-------- Document passage

# Stanks sativa flowering grow log



## 000StankDank000 (Mar 30, 2015)

So my indica grow has finished up just waiting for it to dry so I can pop my 8 sativa plants into the bloom tent.  

2 jack's
3 Tangies
2 Tangrine dream
1 horny OG ( Found in nice OG bud) 

My problem is I missed planned my vegg time and way over vegged the plants. I have monsters. So I need some input on how to go about trimming my plants for max yield . 
View attachment ImageUploadedByTapatalk1427755058.039893.jpg

I will post better pics of each after next watering. 
So I need tips on proper trimming.
This is Stanks new Grow Log


----------



## Rosebud (Mar 30, 2015)

Are you anxious to flip? I would top all those babies at where they started stretching, then you could  do a number of things.  Are you pretty crowded in there, mr i need good air flow?


----------



## zem (Mar 30, 2015)

i agree, by topping those, you will not loose that much time, I would say a week 10 days, then you can flip, and you will be able to manage their height and canopy better


----------



## Kraven (Mar 30, 2015)

I concur


----------



## 000StankDank000 (Mar 30, 2015)

Rose your talking to stank am I anxious lol . I wanna flip Friday after my buds try in the tent. I am tight on space and have more babies vegging . I have a problem I can't stop popping beans 

So how much we talking to clip off the top?
I plan on de foiling them big time as well as cutting lower branches to cut down on popcorn bud. 

I need to move them into the bloom tent then put my SRG under my big T5 lights then I can start my purple buckeye and goblins blood under my small T5 .


----------



## Rosebud (Mar 30, 2015)

we need to get you on an indica stat. I would suggest valium or meditation. Ok, so the deal is that you can grow pot the faster way or the better way. What is the hurry?  If you are in a hurry, get rid of three or four of those plants and do what you were planning to take them up from the bottom etc.

If you look at the above picture you can see a natural place to cut. I am talking half the plant. BUT, that is just me and i am kind of a perfectionist in what i want my plants to look like to get the best bang for the buck.  

If you decide to do what you wanted to originally, please remove some plants. With the problems of moisture you are having you have to have better air movement then you did before.


----------



## zem (Mar 31, 2015)

stank it's just that if you flower them like that, they will stretch a lot and you will get an uneven canopy that is hard to level out eventually cutting down on your yield


----------



## pcduck (Mar 31, 2015)

Can't be anxious with sativas. The have a long flowering time.


----------



## Dr. Green Fang (Mar 31, 2015)

pcduck said:


> Can't be anxious with sativas. The have a long flowering time.



^^ This! 

Sativas are my favorite to smoke, and least favorite to grow...due to their longer flowering times. True Sativas seem to take forever to ripen! 

But I love their structure! So fun


----------



## The Hemp Goddess (Mar 31, 2015)

----------------

=== Problem description ===
In the sativa grow log thread, on what day does the original poster want to flip the plants?

-------- Data listing

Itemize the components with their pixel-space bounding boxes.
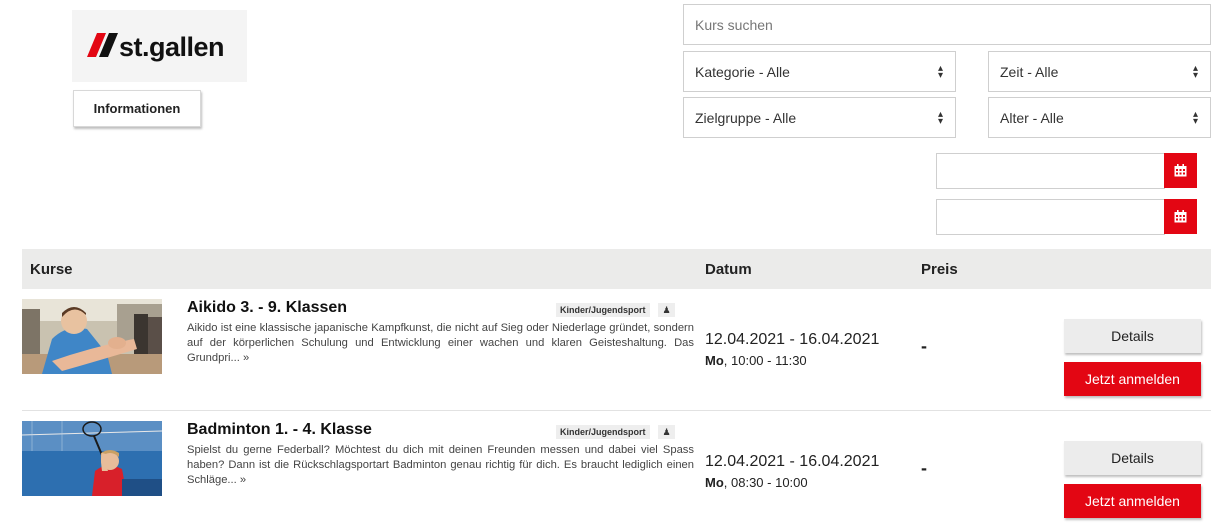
badminton-photo-image: [22, 421, 162, 496]
header-price[interactable]: Preis: [921, 261, 958, 278]
site-logo[interactable]: st.gallen: [72, 10, 247, 82]
target-group-select-value: Zielgruppe - Alle: [695, 109, 797, 126]
category-badge: Kinder/Jugendsport: [556, 425, 650, 439]
course-weekday: Mo: [705, 353, 724, 368]
course-weekday: Mo: [705, 475, 724, 490]
course-time: Mo, 08:30 - 10:00: [705, 475, 808, 490]
course-date-range: 12.04.2021 - 16.04.2021: [705, 453, 880, 470]
course-thumbnail-badminton[interactable]: [22, 421, 162, 496]
header-date[interactable]: Datum: [705, 261, 752, 278]
aikido-photo-image: [22, 299, 162, 374]
target-group-select[interactable]: Zielgruppe - Alle ▴ ▾: [683, 97, 956, 138]
date-from-input[interactable]: [936, 153, 1165, 189]
age-select-value: Alter - Alle: [1000, 109, 1064, 126]
age-select[interactable]: Alter - Alle ▴ ▾: [988, 97, 1211, 138]
header-courses[interactable]: Kurse: [30, 261, 73, 278]
course-description[interactable]: Spielst du gerne Federball? Möchtest du …: [187, 443, 694, 488]
course-description[interactable]: Aikido ist eine klassische japanische Ka…: [187, 321, 694, 366]
person-icon: ♟: [658, 303, 675, 317]
informationen-button[interactable]: Informationen: [73, 90, 201, 127]
details-button[interactable]: Details: [1064, 319, 1201, 353]
category-select-value: Kategorie - Alle: [695, 63, 790, 80]
course-price: -: [921, 458, 927, 478]
details-button[interactable]: Details: [1064, 441, 1201, 475]
course-time-range: , 10:00 - 11:30: [723, 353, 807, 368]
course-table-header: Kurse Datum Preis: [22, 249, 1211, 289]
course-title[interactable]: Aikido 3. - 9. Klassen: [187, 299, 347, 317]
date-from-calendar-button[interactable]: [1164, 153, 1197, 188]
time-select[interactable]: Zeit - Alle ▴ ▾: [988, 51, 1211, 92]
logo-mark-icon: [87, 33, 118, 57]
logo-text: st.gallen: [119, 32, 225, 62]
course-thumbnail-aikido[interactable]: [22, 299, 162, 374]
calendar-icon: [1174, 210, 1187, 223]
signup-button[interactable]: Jetzt anmelden: [1064, 484, 1201, 518]
course-row: Badminton 1. - 4. Klasse Kinder/Jugendsp…: [22, 411, 1211, 526]
select-arrows-icon: ▴ ▾: [1192, 108, 1198, 127]
course-date-range: 12.04.2021 - 16.04.2021: [705, 331, 880, 348]
date-to-input[interactable]: [936, 199, 1165, 235]
calendar-icon: [1174, 164, 1187, 177]
course-time-range: , 08:30 - 10:00: [723, 475, 808, 490]
time-select-value: Zeit - Alle: [1000, 63, 1059, 80]
date-to-calendar-button[interactable]: [1164, 199, 1197, 234]
course-title[interactable]: Badminton 1. - 4. Klasse: [187, 421, 372, 439]
course-search-input[interactable]: Kurs suchen: [683, 4, 1211, 45]
category-select[interactable]: Kategorie - Alle ▴ ▾: [683, 51, 956, 92]
category-badge: Kinder/Jugendsport: [556, 303, 650, 317]
select-arrows-icon: ▴ ▾: [1192, 62, 1198, 81]
course-time: Mo, 10:00 - 11:30: [705, 353, 807, 368]
signup-button[interactable]: Jetzt anmelden: [1064, 362, 1201, 396]
person-icon: ♟: [658, 425, 675, 439]
search-placeholder: Kurs suchen: [695, 16, 773, 33]
select-arrows-icon: ▴ ▾: [937, 62, 943, 81]
select-arrows-icon: ▴ ▾: [937, 108, 943, 127]
course-price: -: [921, 336, 927, 356]
course-row: Aikido 3. - 9. Klassen Kinder/Jugendspor…: [22, 289, 1211, 404]
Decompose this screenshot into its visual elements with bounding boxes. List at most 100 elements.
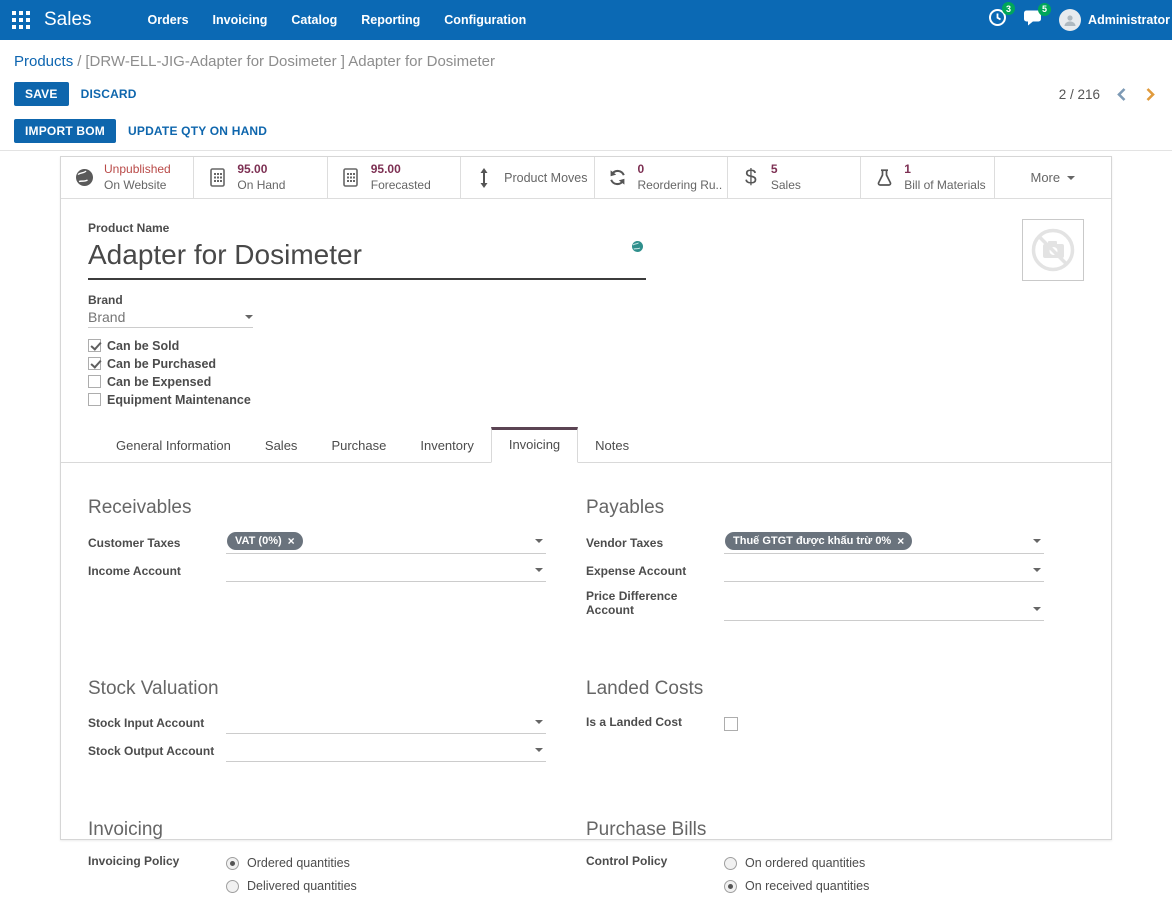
control-panel: Products / [DRW-ELL-JIG-Adapter for Dosime… <box>0 40 1172 151</box>
stock-input-account-field[interactable] <box>226 714 546 735</box>
invoicing-policy-label: Invoicing Policy <box>88 854 180 869</box>
landed-costs-group: Landed Costs Is a Landed Cost <box>586 678 1084 769</box>
menu-orders[interactable]: Orders <box>138 1 199 39</box>
stat-button-website[interactable]: Unpublished On Website <box>61 157 195 198</box>
app-name[interactable]: Sales <box>44 9 92 31</box>
stock-output-account-label: Stock Output Account <box>88 744 215 759</box>
discard-button[interactable]: DISCARD <box>69 82 149 106</box>
delivered-quantities-radio[interactable] <box>226 879 239 893</box>
customer-taxes-label: Customer Taxes <box>88 536 181 551</box>
can-be-sold-row: Can be Sold <box>88 339 1084 353</box>
pager-value[interactable]: 2 / 216 <box>1059 87 1100 102</box>
price-difference-account-field[interactable] <box>724 601 1044 622</box>
payables-group: Payables Vendor Taxes Thuế GTGT được khấ… <box>586 497 1084 628</box>
tab-invoicing[interactable]: Invoicing <box>490 426 579 463</box>
forecasted-label: Forecasted <box>370 177 431 192</box>
menu-invoicing[interactable]: Invoicing <box>203 1 278 39</box>
globe-icon <box>73 168 95 187</box>
delivered-quantities-option[interactable]: Delivered quantities <box>226 879 357 893</box>
bom-value: 1 <box>904 161 911 176</box>
brand-field[interactable] <box>88 308 253 328</box>
customer-taxes-field[interactable]: VAT (0%) × <box>226 531 546 555</box>
stat-button-forecasted[interactable]: 95.00 Forecasted <box>328 157 462 198</box>
flask-icon <box>873 168 895 187</box>
tab-purchase[interactable]: Purchase <box>314 429 403 463</box>
is-landed-cost-label: Is a Landed Cost <box>586 714 683 729</box>
tab-sales[interactable]: Sales <box>248 429 315 463</box>
landed-costs-title: Landed Costs <box>586 678 704 700</box>
import-bom-button[interactable]: IMPORT BOM <box>14 119 116 143</box>
on-hand-label: On Hand <box>237 177 286 192</box>
on-ordered-quantities-option[interactable]: On ordered quantities <box>724 856 869 870</box>
menu-catalog[interactable]: Catalog <box>281 1 347 39</box>
on-received-quantities-radio[interactable] <box>724 879 737 893</box>
more-label: More <box>1030 170 1061 185</box>
breadcrumb-products-link[interactable]: Products <box>14 53 73 70</box>
purchase-bills-group: Purchase Bills Control Policy On ordered… <box>586 819 1084 900</box>
product-moves-label: Product Moves <box>504 170 588 185</box>
expense-account-field[interactable] <box>724 562 1044 583</box>
stock-output-account-field[interactable] <box>226 742 546 763</box>
tab-notes[interactable]: Notes <box>578 429 646 463</box>
form-sheet: Unpublished On Website 95.00 On Hand 95.… <box>60 156 1112 893</box>
chevron-down-icon <box>535 748 543 753</box>
website-status: Unpublished <box>104 161 171 176</box>
can-be-purchased-checkbox[interactable] <box>88 357 101 371</box>
stat-button-bill-of-materials[interactable]: 1 Bill of Materials <box>861 157 995 198</box>
stat-button-reordering-rules[interactable]: 0 Reordering Ru... <box>595 157 728 198</box>
calculator-icon <box>206 168 228 187</box>
activity-badge: 3 <box>1002 2 1016 15</box>
vendor-taxes-field[interactable]: Thuế GTGT được khấu trừ 0% × <box>724 531 1044 555</box>
messages-icon[interactable]: 5 <box>1023 2 1052 32</box>
ordered-quantities-radio[interactable] <box>226 856 239 870</box>
income-account-field[interactable] <box>226 562 546 583</box>
reordering-rules-label: Reordering Ru... <box>637 177 723 192</box>
breadcrumb-separator: / <box>77 53 82 70</box>
tab-inventory[interactable]: Inventory <box>403 429 490 463</box>
stat-button-sales[interactable]: $ 5 Sales <box>728 157 862 198</box>
menu-reporting[interactable]: Reporting <box>351 1 430 39</box>
receivables-group: Receivables Customer Taxes VAT (0%) × In <box>88 497 566 628</box>
on-ordered-quantities-radio[interactable] <box>724 856 737 870</box>
stat-button-row: Unpublished On Website 95.00 On Hand 95.… <box>61 157 1111 199</box>
pager: 2 / 216 <box>1059 85 1158 104</box>
control-policy-label: Control Policy <box>586 854 668 869</box>
arrows-vertical-icon <box>473 167 495 188</box>
save-button[interactable]: SAVE <box>14 82 69 106</box>
chevron-down-icon <box>245 314 253 319</box>
more-button[interactable]: More <box>995 157 1111 198</box>
product-name-value[interactable]: Adapter for Dosimeter <box>88 239 646 271</box>
stat-button-product-moves[interactable]: Product Moves <box>461 157 595 198</box>
form-body: Product Name Adapter for Dosimeter Brand <box>61 199 1111 900</box>
tag-remove-icon[interactable]: × <box>288 535 295 547</box>
stat-button-on-hand[interactable]: 95.00 On Hand <box>194 157 328 198</box>
update-qty-on-hand-button[interactable]: UPDATE QTY ON HAND <box>116 119 279 143</box>
can-be-purchased-row: Can be Purchased <box>88 357 1084 371</box>
product-name-field[interactable]: Adapter for Dosimeter <box>88 237 646 280</box>
top-navbar: Sales Orders Invoicing Catalog Reporting… <box>0 0 1172 40</box>
product-image-placeholder[interactable] <box>1022 219 1084 281</box>
control-policy-options: On ordered quantities On received quanti… <box>724 854 869 893</box>
on-hand-value: 95.00 <box>237 161 268 176</box>
on-received-quantities-option[interactable]: On received quantities <box>724 879 869 893</box>
user-menu[interactable]: Administrator <box>1059 9 1170 31</box>
menu-configuration[interactable]: Configuration <box>434 1 536 39</box>
chevron-down-icon <box>535 568 543 573</box>
can-be-sold-checkbox[interactable] <box>88 339 101 353</box>
ordered-quantities-option[interactable]: Ordered quantities <box>226 856 357 870</box>
activity-clock-icon[interactable]: 3 <box>988 2 1016 32</box>
payables-title: Payables <box>586 496 665 518</box>
is-landed-cost-checkbox[interactable] <box>724 716 738 731</box>
avatar <box>1059 9 1082 31</box>
translate-globe-icon[interactable] <box>632 239 643 257</box>
tab-general-information[interactable]: General Information <box>99 429 248 463</box>
pager-next-icon[interactable] <box>1143 85 1158 104</box>
equipment-maintenance-checkbox[interactable] <box>88 393 101 407</box>
pager-previous-icon[interactable] <box>1114 85 1129 104</box>
tag-remove-icon[interactable]: × <box>897 535 904 547</box>
apps-grid-icon[interactable] <box>0 11 44 29</box>
brand-input[interactable] <box>88 308 218 325</box>
dollar-icon: $ <box>745 165 757 189</box>
can-be-expensed-checkbox[interactable] <box>88 375 101 389</box>
equipment-maintenance-label: Equipment Maintenance <box>107 392 251 407</box>
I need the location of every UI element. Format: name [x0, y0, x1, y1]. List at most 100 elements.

----------------

=== Solution ===
Friday